* What the task requires: Each line of the material below should be reproduced exactly.

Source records
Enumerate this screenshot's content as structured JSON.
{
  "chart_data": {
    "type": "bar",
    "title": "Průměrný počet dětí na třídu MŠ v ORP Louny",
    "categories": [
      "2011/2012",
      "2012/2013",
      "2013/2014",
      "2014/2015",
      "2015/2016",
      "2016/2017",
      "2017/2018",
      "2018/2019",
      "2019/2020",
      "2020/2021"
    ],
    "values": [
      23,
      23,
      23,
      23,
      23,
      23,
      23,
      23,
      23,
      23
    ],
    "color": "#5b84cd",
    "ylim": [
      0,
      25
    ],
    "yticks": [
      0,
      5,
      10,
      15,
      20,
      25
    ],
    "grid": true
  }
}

* Answer to the problem:
Enumerate this screenshot's content as structured JSON.
{
  "chart_data": {
    "type": "bar",
    "title": "Průměrný počet dětí na třídu MŠ v ORP Louny",
    "categories": [
      "2011/2012",
      "2012/2013",
      "2013/2014",
      "2014/2015",
      "2015/2016",
      "2016/2017",
      "2017/2018",
      "2018/2019",
      "2019/2020",
      "2020/2021"
    ],
    "values": [
      23,
      23,
      23,
      23,
      23,
      23,
      23,
      23,
      23,
      23
    ],
    "color": "#5b84cd",
    "ylim": [
      0,
      25
    ],
    "yticks": [
      0,
      5,
      10,
      15,
      20,
      25
    ],
    "grid": true
  }
}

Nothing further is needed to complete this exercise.